Task requirements: Copy every line that contains the string "devoirs" from the entries below.
:: Supplied entries
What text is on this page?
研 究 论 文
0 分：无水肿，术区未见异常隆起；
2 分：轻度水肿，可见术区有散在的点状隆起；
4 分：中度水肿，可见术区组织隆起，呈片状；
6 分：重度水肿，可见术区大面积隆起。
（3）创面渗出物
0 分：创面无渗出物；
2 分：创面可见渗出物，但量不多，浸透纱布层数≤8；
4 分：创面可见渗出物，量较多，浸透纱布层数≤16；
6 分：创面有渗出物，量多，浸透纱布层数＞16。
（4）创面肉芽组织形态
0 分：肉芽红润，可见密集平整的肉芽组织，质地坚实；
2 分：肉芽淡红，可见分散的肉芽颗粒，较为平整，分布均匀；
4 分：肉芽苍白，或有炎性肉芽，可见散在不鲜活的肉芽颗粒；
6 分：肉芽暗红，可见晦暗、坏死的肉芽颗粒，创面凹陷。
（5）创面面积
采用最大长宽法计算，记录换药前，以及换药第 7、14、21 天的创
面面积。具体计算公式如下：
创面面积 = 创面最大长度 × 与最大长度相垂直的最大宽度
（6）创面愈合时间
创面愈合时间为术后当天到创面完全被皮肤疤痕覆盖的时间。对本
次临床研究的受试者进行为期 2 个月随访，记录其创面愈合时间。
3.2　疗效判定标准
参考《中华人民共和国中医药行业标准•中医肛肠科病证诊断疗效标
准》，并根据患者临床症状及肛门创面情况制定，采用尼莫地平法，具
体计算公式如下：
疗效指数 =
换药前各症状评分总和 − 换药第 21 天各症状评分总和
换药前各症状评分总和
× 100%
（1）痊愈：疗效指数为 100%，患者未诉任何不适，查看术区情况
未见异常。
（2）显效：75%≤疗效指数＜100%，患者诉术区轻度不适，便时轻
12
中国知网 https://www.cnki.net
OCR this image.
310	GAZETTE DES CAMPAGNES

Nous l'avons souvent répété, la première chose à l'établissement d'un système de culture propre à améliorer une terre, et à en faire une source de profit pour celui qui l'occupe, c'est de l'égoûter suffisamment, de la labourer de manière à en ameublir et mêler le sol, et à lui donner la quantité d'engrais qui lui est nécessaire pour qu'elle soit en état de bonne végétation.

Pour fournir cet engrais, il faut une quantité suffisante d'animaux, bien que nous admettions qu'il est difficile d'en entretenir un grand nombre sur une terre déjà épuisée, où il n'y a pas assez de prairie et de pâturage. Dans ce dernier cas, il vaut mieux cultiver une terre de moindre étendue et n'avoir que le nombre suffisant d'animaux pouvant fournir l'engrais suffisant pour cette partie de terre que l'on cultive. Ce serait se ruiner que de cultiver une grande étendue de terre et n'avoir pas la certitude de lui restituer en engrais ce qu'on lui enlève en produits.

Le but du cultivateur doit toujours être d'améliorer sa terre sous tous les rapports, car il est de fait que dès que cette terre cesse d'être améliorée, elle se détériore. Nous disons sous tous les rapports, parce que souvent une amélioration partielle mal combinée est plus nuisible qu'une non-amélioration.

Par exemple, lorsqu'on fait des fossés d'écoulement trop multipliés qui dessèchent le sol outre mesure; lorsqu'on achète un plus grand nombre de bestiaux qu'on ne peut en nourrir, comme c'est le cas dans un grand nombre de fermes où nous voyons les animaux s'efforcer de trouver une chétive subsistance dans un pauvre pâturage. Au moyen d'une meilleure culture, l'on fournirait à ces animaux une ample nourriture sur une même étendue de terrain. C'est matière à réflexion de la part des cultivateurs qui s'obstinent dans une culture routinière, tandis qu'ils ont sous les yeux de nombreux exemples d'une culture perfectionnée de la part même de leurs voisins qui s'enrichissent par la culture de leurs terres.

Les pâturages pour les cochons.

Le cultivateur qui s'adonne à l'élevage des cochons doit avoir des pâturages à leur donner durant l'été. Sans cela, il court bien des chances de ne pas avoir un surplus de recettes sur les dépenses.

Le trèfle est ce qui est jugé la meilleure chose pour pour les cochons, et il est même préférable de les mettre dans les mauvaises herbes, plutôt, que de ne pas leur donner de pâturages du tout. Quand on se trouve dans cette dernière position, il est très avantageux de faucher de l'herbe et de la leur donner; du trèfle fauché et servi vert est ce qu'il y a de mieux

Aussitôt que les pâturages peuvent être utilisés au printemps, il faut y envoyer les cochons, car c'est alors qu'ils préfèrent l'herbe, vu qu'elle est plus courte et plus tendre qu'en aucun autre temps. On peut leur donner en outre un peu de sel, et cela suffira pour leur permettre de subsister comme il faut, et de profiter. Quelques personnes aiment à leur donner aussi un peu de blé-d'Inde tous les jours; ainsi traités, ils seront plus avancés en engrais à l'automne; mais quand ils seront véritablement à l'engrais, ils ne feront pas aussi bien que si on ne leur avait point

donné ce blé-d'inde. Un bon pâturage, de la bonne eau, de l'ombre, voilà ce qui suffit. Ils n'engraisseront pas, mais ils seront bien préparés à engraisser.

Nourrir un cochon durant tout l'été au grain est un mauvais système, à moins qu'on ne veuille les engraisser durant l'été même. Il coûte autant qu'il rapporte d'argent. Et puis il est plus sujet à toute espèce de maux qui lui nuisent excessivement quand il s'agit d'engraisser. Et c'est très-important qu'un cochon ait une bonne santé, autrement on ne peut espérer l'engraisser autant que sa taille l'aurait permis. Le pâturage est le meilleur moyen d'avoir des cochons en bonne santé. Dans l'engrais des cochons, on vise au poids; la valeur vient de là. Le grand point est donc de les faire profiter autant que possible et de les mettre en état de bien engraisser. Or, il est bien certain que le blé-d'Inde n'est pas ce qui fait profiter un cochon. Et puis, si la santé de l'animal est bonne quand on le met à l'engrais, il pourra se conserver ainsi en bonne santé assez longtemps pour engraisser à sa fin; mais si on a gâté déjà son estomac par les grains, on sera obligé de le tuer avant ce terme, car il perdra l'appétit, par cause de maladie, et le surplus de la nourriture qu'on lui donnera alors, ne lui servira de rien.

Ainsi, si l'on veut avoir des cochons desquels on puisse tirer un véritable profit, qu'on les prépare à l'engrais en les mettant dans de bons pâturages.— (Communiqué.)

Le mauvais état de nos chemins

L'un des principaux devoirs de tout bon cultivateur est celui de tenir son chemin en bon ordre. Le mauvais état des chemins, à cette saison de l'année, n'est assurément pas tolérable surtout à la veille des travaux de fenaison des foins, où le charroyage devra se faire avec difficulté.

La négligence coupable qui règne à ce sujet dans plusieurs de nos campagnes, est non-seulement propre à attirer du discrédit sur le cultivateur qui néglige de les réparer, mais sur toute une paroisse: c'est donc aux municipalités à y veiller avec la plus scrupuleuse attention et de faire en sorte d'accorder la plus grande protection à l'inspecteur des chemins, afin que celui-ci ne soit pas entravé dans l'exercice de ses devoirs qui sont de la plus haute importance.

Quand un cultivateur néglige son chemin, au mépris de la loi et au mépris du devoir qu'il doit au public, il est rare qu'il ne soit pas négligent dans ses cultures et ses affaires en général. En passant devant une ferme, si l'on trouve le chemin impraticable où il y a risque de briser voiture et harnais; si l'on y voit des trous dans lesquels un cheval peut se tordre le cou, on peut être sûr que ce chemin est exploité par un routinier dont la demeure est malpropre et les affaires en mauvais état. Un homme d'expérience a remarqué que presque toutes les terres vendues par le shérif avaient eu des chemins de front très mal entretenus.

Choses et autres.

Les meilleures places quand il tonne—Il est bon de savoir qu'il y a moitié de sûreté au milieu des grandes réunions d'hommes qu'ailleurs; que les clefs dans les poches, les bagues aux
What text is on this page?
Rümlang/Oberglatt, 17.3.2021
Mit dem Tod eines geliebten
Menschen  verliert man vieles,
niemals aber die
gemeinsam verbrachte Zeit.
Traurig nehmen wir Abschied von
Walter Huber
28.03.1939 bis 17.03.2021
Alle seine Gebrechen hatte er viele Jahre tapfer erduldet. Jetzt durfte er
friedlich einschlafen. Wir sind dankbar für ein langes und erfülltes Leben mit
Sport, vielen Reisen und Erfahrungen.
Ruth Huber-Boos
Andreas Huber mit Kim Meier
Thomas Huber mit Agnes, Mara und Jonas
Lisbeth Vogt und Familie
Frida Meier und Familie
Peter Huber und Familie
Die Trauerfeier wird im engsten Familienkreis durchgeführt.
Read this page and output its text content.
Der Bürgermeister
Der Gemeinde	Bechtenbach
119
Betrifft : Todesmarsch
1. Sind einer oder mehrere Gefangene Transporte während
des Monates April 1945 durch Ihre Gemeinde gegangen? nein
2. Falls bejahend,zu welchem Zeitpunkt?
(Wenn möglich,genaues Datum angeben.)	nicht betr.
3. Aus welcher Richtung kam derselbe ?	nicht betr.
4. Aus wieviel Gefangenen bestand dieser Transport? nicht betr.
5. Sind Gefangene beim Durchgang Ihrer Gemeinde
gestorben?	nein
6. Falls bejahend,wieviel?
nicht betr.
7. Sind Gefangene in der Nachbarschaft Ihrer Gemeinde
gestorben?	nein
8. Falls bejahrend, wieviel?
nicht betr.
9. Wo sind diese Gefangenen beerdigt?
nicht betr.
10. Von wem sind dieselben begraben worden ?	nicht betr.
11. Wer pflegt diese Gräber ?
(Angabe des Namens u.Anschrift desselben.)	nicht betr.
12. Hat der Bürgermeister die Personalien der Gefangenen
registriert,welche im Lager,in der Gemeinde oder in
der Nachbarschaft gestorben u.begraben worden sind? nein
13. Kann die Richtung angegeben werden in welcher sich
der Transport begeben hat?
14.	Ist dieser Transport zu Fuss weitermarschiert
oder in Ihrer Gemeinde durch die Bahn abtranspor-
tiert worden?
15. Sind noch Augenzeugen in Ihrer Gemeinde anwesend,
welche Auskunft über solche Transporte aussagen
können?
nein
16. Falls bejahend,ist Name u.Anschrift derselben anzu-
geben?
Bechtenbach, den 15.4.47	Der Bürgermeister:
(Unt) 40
::::
Written solution:
L'un des principaux devoirs de tout bon cultivateur est celui de tenir son chemin en bon ordre. Le mauvais état des chemins, à cette saison de l'année, n'est assurément pas tolérable surtout à la veille des travaux de fenaison des foins, où le charroyage devra se faire avec difficulté.
La négligence coupable qui règne à ce sujet dans plusieurs de nos campagnes, est non-seulement propre à attirer du discrédit sur le cultivateur qui néglige de les réparer, mais sur toute une paroisse: c'est donc aux municipalités à y veiller avec la plus scrupuleuse attention et de faire en sorte d'accorder la plus grande protection à l'inspecteur des chemins, afin que celui-ci ne soit pas entravé dans l'exercice de ses devoirs qui sont de la plus haute importance.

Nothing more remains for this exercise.